Please report every line from the material that contains the word "commune".

++++++++++++++++++++

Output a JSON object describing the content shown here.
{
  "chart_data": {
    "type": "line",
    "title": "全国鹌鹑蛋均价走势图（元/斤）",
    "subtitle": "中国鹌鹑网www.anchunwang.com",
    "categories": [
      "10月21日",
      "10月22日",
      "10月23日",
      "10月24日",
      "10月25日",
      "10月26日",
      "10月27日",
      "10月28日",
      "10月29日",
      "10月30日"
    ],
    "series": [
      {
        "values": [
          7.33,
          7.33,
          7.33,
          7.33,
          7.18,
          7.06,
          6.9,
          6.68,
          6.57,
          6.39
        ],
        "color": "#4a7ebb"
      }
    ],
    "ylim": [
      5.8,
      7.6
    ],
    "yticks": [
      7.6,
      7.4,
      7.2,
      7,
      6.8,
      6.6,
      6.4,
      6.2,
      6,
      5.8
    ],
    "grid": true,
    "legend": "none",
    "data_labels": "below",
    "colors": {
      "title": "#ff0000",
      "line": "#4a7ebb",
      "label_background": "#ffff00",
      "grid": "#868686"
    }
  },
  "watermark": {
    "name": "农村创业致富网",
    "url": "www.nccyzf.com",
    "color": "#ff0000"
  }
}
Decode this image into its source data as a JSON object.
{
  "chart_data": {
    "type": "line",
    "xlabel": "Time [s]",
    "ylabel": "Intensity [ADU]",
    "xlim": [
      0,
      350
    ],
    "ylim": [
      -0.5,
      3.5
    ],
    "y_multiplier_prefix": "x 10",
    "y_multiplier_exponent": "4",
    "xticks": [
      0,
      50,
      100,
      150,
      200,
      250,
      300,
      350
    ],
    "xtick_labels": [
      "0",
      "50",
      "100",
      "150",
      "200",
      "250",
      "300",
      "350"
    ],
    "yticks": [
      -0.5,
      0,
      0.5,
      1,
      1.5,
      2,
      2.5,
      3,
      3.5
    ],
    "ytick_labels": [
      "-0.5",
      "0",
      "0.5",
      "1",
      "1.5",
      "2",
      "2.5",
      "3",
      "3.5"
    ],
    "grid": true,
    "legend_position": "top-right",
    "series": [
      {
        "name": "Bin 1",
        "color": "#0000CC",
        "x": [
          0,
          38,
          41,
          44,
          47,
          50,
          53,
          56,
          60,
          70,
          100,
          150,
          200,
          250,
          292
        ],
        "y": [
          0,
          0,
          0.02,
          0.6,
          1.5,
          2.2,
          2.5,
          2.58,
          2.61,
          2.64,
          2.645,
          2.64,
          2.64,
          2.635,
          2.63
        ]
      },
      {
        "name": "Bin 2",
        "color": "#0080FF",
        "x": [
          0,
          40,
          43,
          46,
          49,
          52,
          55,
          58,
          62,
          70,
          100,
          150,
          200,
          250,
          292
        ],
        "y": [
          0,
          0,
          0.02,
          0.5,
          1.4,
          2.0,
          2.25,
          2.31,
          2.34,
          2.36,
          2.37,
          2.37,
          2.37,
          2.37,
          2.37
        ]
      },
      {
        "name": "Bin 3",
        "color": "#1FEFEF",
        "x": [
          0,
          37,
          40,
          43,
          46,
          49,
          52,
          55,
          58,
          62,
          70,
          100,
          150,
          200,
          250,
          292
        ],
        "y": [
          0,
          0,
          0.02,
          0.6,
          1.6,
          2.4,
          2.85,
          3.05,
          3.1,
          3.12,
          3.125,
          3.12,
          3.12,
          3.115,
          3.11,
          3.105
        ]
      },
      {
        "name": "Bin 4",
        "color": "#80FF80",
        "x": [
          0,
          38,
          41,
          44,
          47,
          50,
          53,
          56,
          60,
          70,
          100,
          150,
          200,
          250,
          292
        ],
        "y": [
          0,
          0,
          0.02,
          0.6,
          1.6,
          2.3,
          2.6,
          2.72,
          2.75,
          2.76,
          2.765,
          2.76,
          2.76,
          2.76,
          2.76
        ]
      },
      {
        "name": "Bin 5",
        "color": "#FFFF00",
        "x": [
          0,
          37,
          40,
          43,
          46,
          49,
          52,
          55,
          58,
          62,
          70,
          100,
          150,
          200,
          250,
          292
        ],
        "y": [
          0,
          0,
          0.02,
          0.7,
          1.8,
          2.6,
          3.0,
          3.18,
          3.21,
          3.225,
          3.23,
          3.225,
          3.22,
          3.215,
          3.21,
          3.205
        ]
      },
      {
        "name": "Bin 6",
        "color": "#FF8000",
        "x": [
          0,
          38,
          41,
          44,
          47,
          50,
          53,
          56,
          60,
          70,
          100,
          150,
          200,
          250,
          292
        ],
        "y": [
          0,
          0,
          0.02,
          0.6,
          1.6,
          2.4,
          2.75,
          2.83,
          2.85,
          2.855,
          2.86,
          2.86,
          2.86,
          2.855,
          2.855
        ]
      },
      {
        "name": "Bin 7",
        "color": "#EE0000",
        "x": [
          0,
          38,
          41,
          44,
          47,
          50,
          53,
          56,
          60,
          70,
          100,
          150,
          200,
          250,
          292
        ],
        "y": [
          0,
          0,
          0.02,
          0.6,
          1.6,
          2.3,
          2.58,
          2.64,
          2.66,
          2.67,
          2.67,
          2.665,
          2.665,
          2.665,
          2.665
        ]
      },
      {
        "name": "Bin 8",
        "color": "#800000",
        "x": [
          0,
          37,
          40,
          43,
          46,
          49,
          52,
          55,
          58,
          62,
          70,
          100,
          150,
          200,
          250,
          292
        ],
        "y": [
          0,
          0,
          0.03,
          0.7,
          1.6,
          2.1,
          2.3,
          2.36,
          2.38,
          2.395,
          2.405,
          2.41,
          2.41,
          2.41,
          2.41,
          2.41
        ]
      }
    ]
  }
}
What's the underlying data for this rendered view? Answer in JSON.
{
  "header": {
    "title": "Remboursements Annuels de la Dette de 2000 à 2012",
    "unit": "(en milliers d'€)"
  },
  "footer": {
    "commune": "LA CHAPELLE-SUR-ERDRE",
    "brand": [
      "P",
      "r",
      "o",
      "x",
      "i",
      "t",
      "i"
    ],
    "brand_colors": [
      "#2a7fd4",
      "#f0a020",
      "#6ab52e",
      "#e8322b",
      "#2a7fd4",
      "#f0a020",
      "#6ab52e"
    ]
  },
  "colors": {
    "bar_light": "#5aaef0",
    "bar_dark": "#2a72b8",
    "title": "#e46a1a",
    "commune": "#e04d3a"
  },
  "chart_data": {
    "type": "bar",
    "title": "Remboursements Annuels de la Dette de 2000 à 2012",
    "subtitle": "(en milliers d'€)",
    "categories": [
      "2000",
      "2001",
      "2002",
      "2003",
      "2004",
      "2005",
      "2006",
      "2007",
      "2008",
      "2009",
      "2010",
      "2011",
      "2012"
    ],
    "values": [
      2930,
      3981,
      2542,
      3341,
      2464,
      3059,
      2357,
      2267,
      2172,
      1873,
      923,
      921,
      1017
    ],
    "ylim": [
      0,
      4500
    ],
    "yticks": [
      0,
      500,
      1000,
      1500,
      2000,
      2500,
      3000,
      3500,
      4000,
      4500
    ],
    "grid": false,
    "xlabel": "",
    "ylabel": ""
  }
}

++++++++++++++++++++

• Reply
    "commune": "LA CHAPELLE-SUR-ERDRE",
    "commune": "#e04d3a"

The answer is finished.